--- SHORT TASK ---
Restate, word for word, every line of the data.

(Records contained in a dataset)
* * * * *

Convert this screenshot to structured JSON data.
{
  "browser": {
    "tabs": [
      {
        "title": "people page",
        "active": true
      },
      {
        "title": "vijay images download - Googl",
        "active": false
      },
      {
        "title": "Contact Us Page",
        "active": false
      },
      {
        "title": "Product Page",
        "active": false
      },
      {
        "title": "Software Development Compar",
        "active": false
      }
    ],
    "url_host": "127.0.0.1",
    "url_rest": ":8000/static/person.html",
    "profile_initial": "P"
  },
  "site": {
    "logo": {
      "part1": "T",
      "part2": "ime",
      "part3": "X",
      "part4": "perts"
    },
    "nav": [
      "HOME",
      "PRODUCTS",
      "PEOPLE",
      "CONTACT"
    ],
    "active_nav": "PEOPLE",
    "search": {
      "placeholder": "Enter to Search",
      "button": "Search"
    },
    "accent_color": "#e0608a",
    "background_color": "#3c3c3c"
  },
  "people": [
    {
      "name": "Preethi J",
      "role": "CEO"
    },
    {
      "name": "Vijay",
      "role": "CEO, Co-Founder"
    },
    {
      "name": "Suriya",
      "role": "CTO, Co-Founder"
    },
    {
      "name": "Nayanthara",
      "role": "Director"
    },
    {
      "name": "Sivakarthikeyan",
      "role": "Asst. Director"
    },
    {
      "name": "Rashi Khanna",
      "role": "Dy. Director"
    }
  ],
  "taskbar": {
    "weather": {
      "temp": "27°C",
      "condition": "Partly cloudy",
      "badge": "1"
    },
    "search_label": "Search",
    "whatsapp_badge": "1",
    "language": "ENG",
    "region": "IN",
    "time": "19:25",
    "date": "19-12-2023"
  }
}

* * * * *

--- THE OUTPUT ---
Convert this screenshot to structured JSON data.
{
  "browser": {
    "tabs": [
      {
        "title": "people page",
        "active": true
      },
      {
        "title": "vijay images download - Googl",
        "active": false
      },
      {
        "title": "Contact Us Page",
        "active": false
      },
      {
        "title": "Product Page",
        "active": false
      },
      {
        "title": "Software Development Compar",
        "active": false
      }
    ],
    "url_host": "127.0.0.1",
    "url_rest": ":8000/static/person.html",
    "profile_initial": "P"
  },
  "site": {
    "logo": {
      "part1": "T",
      "part2": "ime",
      "part3": "X",
      "part4": "perts"
    },
    "nav": [
      "HOME",
      "PRODUCTS",
      "PEOPLE",
      "CONTACT"
    ],
    "active_nav": "PEOPLE",
    "search": {
      "placeholder": "Enter to Search",
      "button": "Search"
    },
    "accent_color": "#e0608a",
    "background_color": "#3c3c3c"
  },
  "people": [
    {
      "name": "Preethi J",
      "role": "CEO"
    },
    {
      "name": "Vijay",
      "role": "CEO, Co-Founder"
    },
    {
      "name": "Suriya",
      "role": "CTO, Co-Founder"
    },
    {
      "name": "Nayanthara",
      "role": "Director"
    },
    {
      "name": "Sivakarthikeyan",
      "role": "Asst. Director"
    },
    {
      "name": "Rashi Khanna",
      "role": "Dy. Director"
    }
  ],
  "taskbar": {
    "weather": {
      "temp": "27°C",
      "condition": "Partly cloudy",
      "badge": "1"
    },
    "search_label": "Search",
    "whatsapp_badge": "1",
    "language": "ENG",
    "region": "IN",
    "time": "19:25",
    "date": "19-12-2023"
  }
}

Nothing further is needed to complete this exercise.